GIVEN EXERCISE -
Write out again only the lines running from the one that contains "Extract the structured" to the end of the records below, including both the first and the last.
§
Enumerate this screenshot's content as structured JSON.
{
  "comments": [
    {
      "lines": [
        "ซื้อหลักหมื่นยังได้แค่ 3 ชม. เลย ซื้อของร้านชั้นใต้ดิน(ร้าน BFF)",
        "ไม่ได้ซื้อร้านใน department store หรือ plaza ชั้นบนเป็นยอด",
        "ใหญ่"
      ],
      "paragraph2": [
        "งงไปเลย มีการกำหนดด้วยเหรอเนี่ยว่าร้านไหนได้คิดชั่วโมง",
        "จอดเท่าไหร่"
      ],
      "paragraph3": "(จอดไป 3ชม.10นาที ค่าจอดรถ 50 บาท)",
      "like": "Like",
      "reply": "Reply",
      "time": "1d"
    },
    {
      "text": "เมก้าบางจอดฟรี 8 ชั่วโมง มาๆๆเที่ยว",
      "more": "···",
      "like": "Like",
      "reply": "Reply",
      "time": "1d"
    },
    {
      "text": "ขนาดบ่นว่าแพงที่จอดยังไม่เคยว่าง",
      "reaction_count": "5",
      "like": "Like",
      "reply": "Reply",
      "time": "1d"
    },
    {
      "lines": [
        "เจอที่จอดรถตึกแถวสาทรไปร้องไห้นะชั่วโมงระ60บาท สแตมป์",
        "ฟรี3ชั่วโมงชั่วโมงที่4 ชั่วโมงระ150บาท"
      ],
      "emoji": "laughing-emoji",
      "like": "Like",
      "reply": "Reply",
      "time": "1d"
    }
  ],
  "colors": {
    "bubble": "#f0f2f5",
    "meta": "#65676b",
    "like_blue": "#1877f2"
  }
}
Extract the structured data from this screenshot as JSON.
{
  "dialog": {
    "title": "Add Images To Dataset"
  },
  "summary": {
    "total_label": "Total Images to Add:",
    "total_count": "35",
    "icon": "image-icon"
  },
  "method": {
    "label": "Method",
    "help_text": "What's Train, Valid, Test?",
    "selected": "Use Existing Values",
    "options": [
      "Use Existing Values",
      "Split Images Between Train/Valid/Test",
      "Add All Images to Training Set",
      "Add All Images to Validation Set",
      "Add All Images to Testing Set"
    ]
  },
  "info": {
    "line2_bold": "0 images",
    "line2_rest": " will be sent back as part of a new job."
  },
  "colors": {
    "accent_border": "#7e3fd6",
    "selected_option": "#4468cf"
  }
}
§
COMPLETED EXERCISE -
Extract the structured data from this screenshot as JSON.
{
  "dialog": {
    "title": "Add Images To Dataset"
  },
  "summary": {
    "total_label": "Total Images to Add:",
    "total_count": "35",
    "icon": "image-icon"
  },
  "method": {
    "label": "Method",
    "help_text": "What's Train, Valid, Test?",
    "selected": "Use Existing Values",
    "options": [
      "Use Existing Values",
      "Split Images Between Train/Valid/Test",
      "Add All Images to Training Set",
      "Add All Images to Validation Set",
      "Add All Images to Testing Set"
    ]
  },
  "info": {
    "line2_bold": "0 images",
    "line2_rest": " will be sent back as part of a new job."
  },
  "colors": {
    "accent_border": "#7e3fd6",
    "selected_option": "#4468cf"
  }
}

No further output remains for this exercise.